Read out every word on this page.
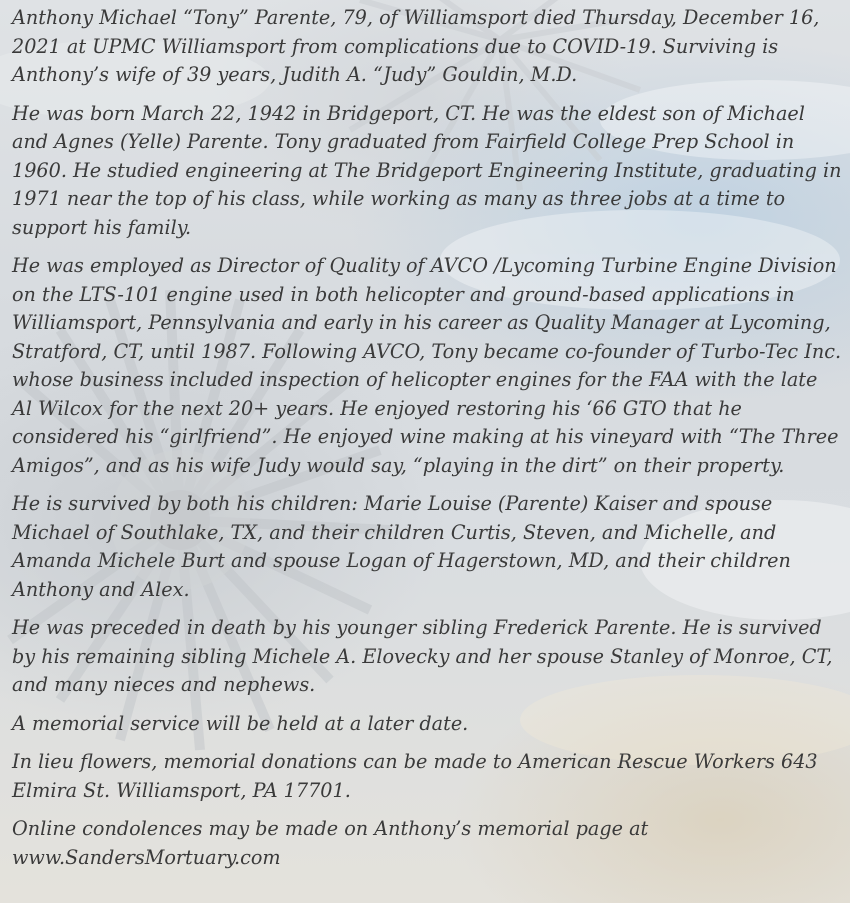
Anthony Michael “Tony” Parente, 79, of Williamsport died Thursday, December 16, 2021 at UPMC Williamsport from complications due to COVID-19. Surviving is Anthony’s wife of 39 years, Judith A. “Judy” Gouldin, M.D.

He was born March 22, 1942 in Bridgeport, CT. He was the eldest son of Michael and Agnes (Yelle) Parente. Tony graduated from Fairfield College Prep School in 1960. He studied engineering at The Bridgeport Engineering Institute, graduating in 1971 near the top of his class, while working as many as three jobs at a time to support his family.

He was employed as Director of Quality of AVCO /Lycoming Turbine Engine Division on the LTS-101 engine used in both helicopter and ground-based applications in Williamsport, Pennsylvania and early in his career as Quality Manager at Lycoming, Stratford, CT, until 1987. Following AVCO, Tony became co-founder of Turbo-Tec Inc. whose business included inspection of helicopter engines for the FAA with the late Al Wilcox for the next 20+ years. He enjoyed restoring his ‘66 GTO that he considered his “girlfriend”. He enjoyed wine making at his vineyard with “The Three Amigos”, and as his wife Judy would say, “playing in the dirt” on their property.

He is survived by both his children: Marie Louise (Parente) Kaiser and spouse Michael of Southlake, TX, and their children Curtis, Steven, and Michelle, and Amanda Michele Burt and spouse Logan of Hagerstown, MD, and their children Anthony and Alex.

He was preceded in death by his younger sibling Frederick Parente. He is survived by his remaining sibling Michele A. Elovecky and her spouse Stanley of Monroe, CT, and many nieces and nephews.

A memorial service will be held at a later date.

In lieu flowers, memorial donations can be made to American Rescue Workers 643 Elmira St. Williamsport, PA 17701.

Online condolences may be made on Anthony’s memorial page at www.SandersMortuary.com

■ GOAL: Transcribe every line in the entries above, taking out only the images.

■ ANSWER TO THIS TASK:
Read out every word on this page.
Anthony Michael “Tony” Parente, 79, of Williamsport died Thursday, December 16, 2021 at UPMC Williamsport from complications due to COVID-19. Surviving is Anthony’s wife of 39 years, Judith A. “Judy” Gouldin, M.D.

He was born March 22, 1942 in Bridgeport, CT. He was the eldest son of Michael and Agnes (Yelle) Parente. Tony graduated from Fairfield College Prep School in 1960. He studied engineering at The Bridgeport Engineering Institute, graduating in 1971 near the top of his class, while working as many as three jobs at a time to support his family.

He was employed as Director of Quality of AVCO /Lycoming Turbine Engine Division on the LTS-101 engine used in both helicopter and ground-based applications in Williamsport, Pennsylvania and early in his career as Quality Manager at Lycoming, Stratford, CT, until 1987. Following AVCO, Tony became co-founder of Turbo-Tec Inc. whose business included inspection of helicopter engines for the FAA with the late Al Wilcox for the next 20+ years. He enjoyed restoring his ‘66 GTO that he considered his “girlfriend”. He enjoyed wine making at his vineyard with “The Three Amigos”, and as his wife Judy would say, “playing in the dirt” on their property.

He is survived by both his children: Marie Louise (Parente) Kaiser and spouse Michael of Southlake, TX, and their children Curtis, Steven, and Michelle, and Amanda Michele Burt and spouse Logan of Hagerstown, MD, and their children Anthony and Alex.

He was preceded in death by his younger sibling Frederick Parente. He is survived by his remaining sibling Michele A. Elovecky and her spouse Stanley of Monroe, CT, and many nieces and nephews.

A memorial service will be held at a later date.

In lieu flowers, memorial donations can be made to American Rescue Workers 643 Elmira St. Williamsport, PA 17701.

Online condolences may be made on Anthony’s memorial page at www.SandersMortuary.com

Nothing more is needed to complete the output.